(Excerpt from a dataset)
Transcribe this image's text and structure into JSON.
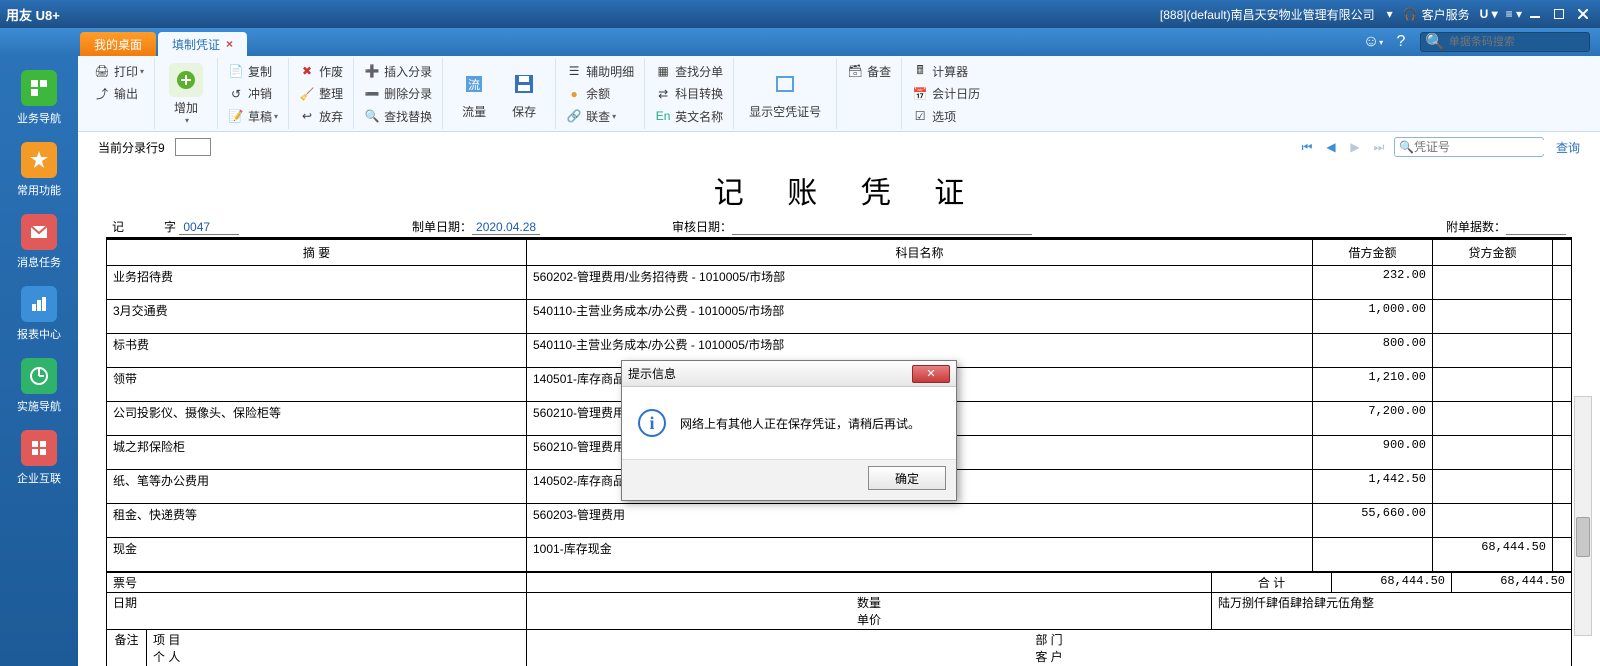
{
  "title_bar": {
    "app": "用友 U8+",
    "account": "[888](default)南昌天安物业管理有限公司",
    "service": "客户服务"
  },
  "tabs": {
    "home": "我的桌面",
    "active": "填制凭证"
  },
  "search": {
    "placeholder": "单据条码搜索"
  },
  "sidebar": [
    {
      "label": "业务导航",
      "color": "#3db83d"
    },
    {
      "label": "常用功能",
      "color": "#f39a27"
    },
    {
      "label": "消息任务",
      "color": "#e05a5a"
    },
    {
      "label": "报表中心",
      "color": "#3a8fd8"
    },
    {
      "label": "实施导航",
      "color": "#2fb36a"
    },
    {
      "label": "企业互联",
      "color": "#e05a5a"
    }
  ],
  "ribbon": {
    "g1": [
      "打印",
      "输出"
    ],
    "add": "增加",
    "g2": [
      "复制",
      "冲销",
      "草稿"
    ],
    "g3": [
      "作废",
      "整理",
      "放弃"
    ],
    "g4": [
      "插入分录",
      "删除分录",
      "查找替换"
    ],
    "flow": "流量",
    "save": "保存",
    "g5a": [
      "辅助明细",
      "余额",
      "联查"
    ],
    "g5b": [
      "查找分单",
      "科目转换",
      "英文名称"
    ],
    "showempty": "显示空凭证号",
    "g6": [
      "计算器",
      "会计日历",
      "选项"
    ],
    "backup": "备查"
  },
  "subbar": {
    "current_line": "当前分录行9",
    "voucher_num_ph": "凭证号",
    "query": "查询"
  },
  "voucher": {
    "title": "记 账 凭 证",
    "prefix": "记",
    "zi": "字",
    "number": "0047",
    "date_label": "制单日期：",
    "date": "2020.04.28",
    "audit_label": "审核日期：",
    "audit": "",
    "attach_label": "附单据数：",
    "headers": {
      "summary": "摘 要",
      "account": "科目名称",
      "debit": "借方金额",
      "credit": "贷方金额"
    },
    "rows": [
      {
        "s": "业务招待费",
        "a": "560202-管理费用/业务招待费 - 1010005/市场部",
        "d": "232.00",
        "c": ""
      },
      {
        "s": "3月交通费",
        "a": "540110-主营业务成本/办公费 - 1010005/市场部",
        "d": "1,000.00",
        "c": ""
      },
      {
        "s": "标书费",
        "a": "540110-主营业务成本/办公费 - 1010005/市场部",
        "d": "800.00",
        "c": ""
      },
      {
        "s": "领带",
        "a": "140501-库存商品",
        "d": "1,210.00",
        "c": ""
      },
      {
        "s": "公司投影仪、摄像头、保险柜等",
        "a": "560210-管理费用",
        "d": "7,200.00",
        "c": ""
      },
      {
        "s": "城之邦保险柜",
        "a": "560210-管理费用",
        "d": "900.00",
        "c": ""
      },
      {
        "s": "纸、笔等办公费用",
        "a": "140502-库存商品",
        "d": "1,442.50",
        "c": ""
      },
      {
        "s": "租金、快递费等",
        "a": "560203-管理费用",
        "d": "55,660.00",
        "c": ""
      },
      {
        "s": "现金",
        "a": "1001-库存现金",
        "d": "",
        "c": "68,444.50"
      }
    ],
    "total_label": "合 计",
    "total_debit": "68,444.50",
    "total_credit": "68,444.50",
    "upper": "陆万捌仟肆佰肆拾肆元伍角整",
    "extra": {
      "ticket": "票号",
      "date": "日期",
      "qty": "数量",
      "price": "单价",
      "remark": "备注",
      "project": "项 目",
      "person": "个 人",
      "dept": "部 门",
      "cust": "客 户"
    }
  },
  "modal": {
    "title": "提示信息",
    "msg": "网络上有其他人正在保存凭证，请稍后再试。",
    "ok": "确定"
  }
}
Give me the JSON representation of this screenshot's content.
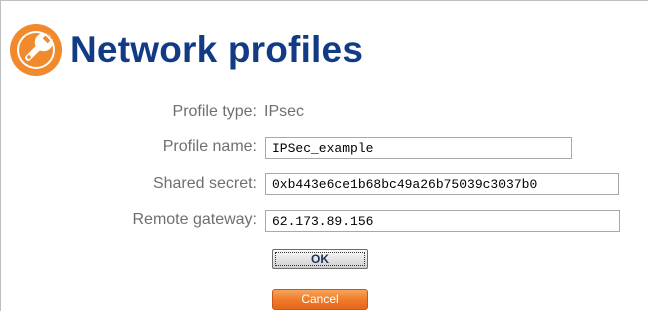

**WRITTEN TASK**
Write out every entry again word for word, without any of the pictures.

**EXERCISE RESULT**
Transcribe this image's text and structure into JSON.
{
  "title_bar": {
    "app": "用友 U8+",
    "account": "[888](default)南昌天安物业管理有限公司",
    "service": "客户服务"
  },
  "tabs": {
    "home": "我的桌面",
    "active": "填制凭证"
  },
  "search": {
    "placeholder": "单据条码搜索"
  },
  "sidebar": [
    {
      "label": "业务导航",
      "color": "#3db83d"
    },
    {
      "label": "常用功能",
      "color": "#f39a27"
    },
    {
      "label": "消息任务",
      "color": "#e05a5a"
    },
    {
      "label": "报表中心",
      "color": "#3a8fd8"
    },
    {
      "label": "实施导航",
      "color": "#2fb36a"
    },
    {
      "label": "企业互联",
      "color": "#e05a5a"
    }
  ],
  "ribbon": {
    "g1": [
      "打印",
      "输出"
    ],
    "add": "增加",
    "g2": [
      "复制",
      "冲销",
      "草稿"
    ],
    "g3": [
      "作废",
      "整理",
      "放弃"
    ],
    "g4": [
      "插入分录",
      "删除分录",
      "查找替换"
    ],
    "flow": "流量",
    "save": "保存",
    "g5a": [
      "辅助明细",
      "余额",
      "联查"
    ],
    "g5b": [
      "查找分单",
      "科目转换",
      "英文名称"
    ],
    "showempty": "显示空凭证号",
    "g6": [
      "计算器",
      "会计日历",
      "选项"
    ],
    "backup": "备查"
  },
  "subbar": {
    "current_line": "当前分录行9",
    "voucher_num_ph": "凭证号",
    "query": "查询"
  },
  "voucher": {
    "title": "记 账 凭 证",
    "prefix": "记",
    "zi": "字",
    "number": "0047",
    "date_label": "制单日期：",
    "date": "2020.04.28",
    "audit_label": "审核日期：",
    "audit": "",
    "attach_label": "附单据数：",
    "headers": {
      "summary": "摘 要",
      "account": "科目名称",
      "debit": "借方金额",
      "credit": "贷方金额"
    },
    "rows": [
      {
        "s": "业务招待费",
        "a": "560202-管理费用/业务招待费 - 1010005/市场部",
        "d": "232.00",
        "c": ""
      },
      {
        "s": "3月交通费",
        "a": "540110-主营业务成本/办公费 - 1010005/市场部",
        "d": "1,000.00",
        "c": ""
      },
      {
        "s": "标书费",
        "a": "540110-主营业务成本/办公费 - 1010005/市场部",
        "d": "800.00",
        "c": ""
      },
      {
        "s": "领带",
        "a": "140501-库存商品",
        "d": "1,210.00",
        "c": ""
      },
      {
        "s": "公司投影仪、摄像头、保险柜等",
        "a": "560210-管理费用",
        "d": "7,200.00",
        "c": ""
      },
      {
        "s": "城之邦保险柜",
        "a": "560210-管理费用",
        "d": "900.00",
        "c": ""
      },
      {
        "s": "纸、笔等办公费用",
        "a": "140502-库存商品",
        "d": "1,442.50",
        "c": ""
      },
      {
        "s": "租金、快递费等",
        "a": "560203-管理费用",
        "d": "55,660.00",
        "c": ""
      },
      {
        "s": "现金",
        "a": "1001-库存现金",
        "d": "",
        "c": "68,444.50"
      }
    ],
    "total_label": "合 计",
    "total_debit": "68,444.50",
    "total_credit": "68,444.50",
    "upper": "陆万捌仟肆佰肆拾肆元伍角整",
    "extra": {
      "ticket": "票号",
      "date": "日期",
      "qty": "数量",
      "price": "单价",
      "remark": "备注",
      "project": "项 目",
      "person": "个 人",
      "dept": "部 门",
      "cust": "客 户"
    }
  },
  "modal": {
    "title": "提示信息",
    "msg": "网络上有其他人正在保存凭证，请稍后再试。",
    "ok": "确定"
  }
}
Give me the JSON representation of this screenshot's content.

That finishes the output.